-- START DATA FOR THIS EXERCISE --

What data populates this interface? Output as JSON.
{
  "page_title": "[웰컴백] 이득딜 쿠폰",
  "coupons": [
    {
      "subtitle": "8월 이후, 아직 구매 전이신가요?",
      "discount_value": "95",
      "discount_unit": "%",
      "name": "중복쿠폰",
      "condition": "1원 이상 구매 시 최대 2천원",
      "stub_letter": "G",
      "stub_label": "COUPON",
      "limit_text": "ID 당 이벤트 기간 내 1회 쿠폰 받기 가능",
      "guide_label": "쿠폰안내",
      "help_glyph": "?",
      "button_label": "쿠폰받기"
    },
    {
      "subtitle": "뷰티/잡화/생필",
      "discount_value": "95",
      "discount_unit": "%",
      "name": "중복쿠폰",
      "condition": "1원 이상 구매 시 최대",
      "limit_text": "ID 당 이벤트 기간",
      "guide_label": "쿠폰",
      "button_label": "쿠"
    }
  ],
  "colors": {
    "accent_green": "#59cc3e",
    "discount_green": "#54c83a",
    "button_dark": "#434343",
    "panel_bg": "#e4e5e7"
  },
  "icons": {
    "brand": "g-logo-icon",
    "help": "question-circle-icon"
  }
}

-- END DATA FOR THIS EXERCISE --
-- START DATA FOR THIS EXERCISE --

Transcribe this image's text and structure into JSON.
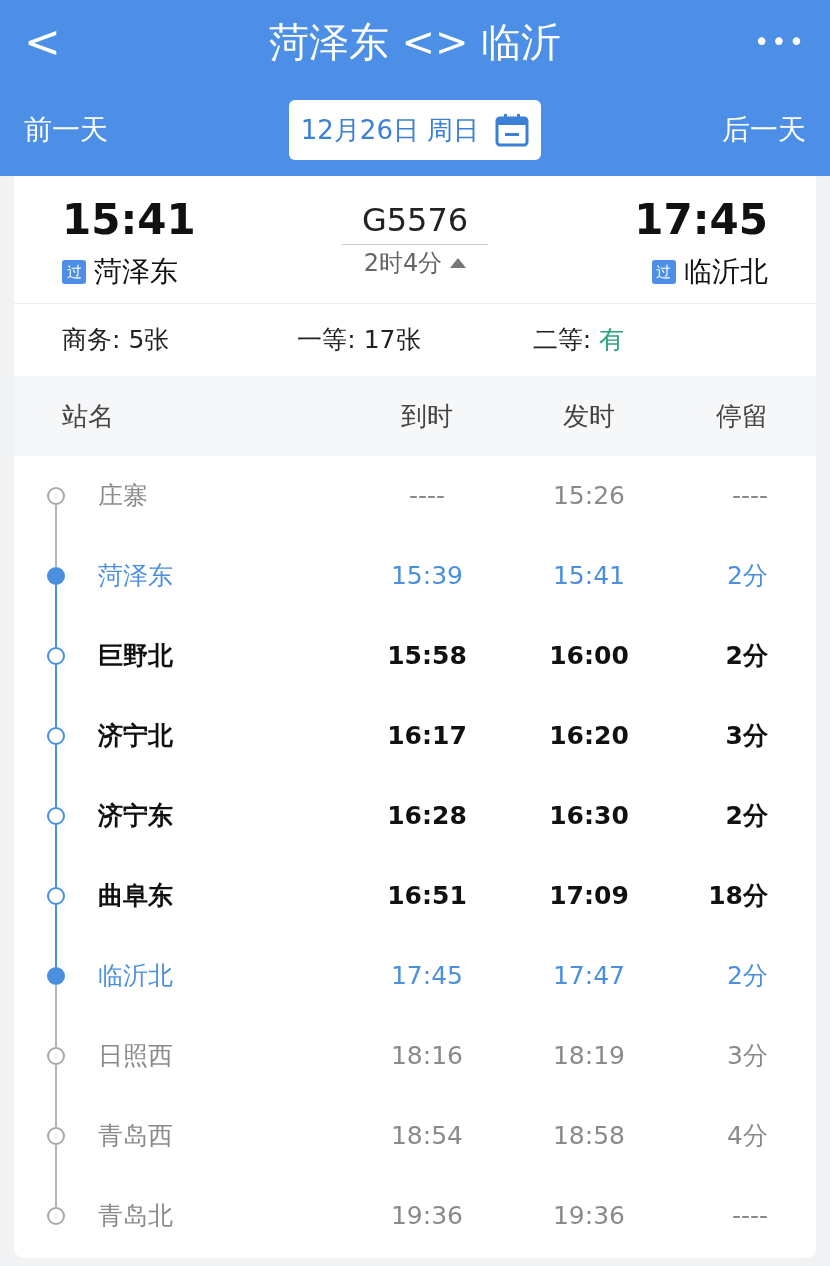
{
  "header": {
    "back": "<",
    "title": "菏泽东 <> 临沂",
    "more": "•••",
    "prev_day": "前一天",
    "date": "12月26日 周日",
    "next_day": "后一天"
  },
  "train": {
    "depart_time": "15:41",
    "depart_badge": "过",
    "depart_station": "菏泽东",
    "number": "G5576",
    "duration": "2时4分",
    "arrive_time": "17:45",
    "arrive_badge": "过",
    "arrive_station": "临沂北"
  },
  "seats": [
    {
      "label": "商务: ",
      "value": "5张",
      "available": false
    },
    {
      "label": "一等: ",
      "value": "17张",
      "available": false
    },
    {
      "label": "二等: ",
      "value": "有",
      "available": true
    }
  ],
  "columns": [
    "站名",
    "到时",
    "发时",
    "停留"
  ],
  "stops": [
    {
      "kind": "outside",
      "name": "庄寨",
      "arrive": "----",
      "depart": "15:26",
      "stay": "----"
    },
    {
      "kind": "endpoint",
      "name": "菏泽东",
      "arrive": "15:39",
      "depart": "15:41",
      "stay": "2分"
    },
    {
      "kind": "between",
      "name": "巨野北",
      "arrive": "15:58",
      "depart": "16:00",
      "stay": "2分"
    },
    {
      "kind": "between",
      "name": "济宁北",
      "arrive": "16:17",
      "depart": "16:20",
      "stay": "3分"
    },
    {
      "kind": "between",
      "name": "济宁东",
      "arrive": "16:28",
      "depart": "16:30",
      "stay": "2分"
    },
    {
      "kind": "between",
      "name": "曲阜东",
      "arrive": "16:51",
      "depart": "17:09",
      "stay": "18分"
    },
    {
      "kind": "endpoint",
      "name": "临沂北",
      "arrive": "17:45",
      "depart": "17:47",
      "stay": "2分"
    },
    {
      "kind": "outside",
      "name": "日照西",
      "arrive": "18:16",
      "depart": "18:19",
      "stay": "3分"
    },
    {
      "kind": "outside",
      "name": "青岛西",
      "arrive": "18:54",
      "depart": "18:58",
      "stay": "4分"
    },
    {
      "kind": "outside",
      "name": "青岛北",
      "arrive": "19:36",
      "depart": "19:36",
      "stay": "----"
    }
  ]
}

-- END DATA FOR THIS EXERCISE --

> _INSTRUCTIONS FOR THE TASK_
Copy all the lines above that hold the string "name".

> _TASK RESPONSE_
      "name": "중복쿠폰",
      "name": "중복쿠폰",
      "name": "庄寨",
      "name": "菏泽东",
      "name": "巨野北",
      "name": "济宁北",
      "name": "济宁东",
      "name": "曲阜东",
      "name": "临沂北",
      "name": "日照西",
      "name": "青岛西",
      "name": "青岛北",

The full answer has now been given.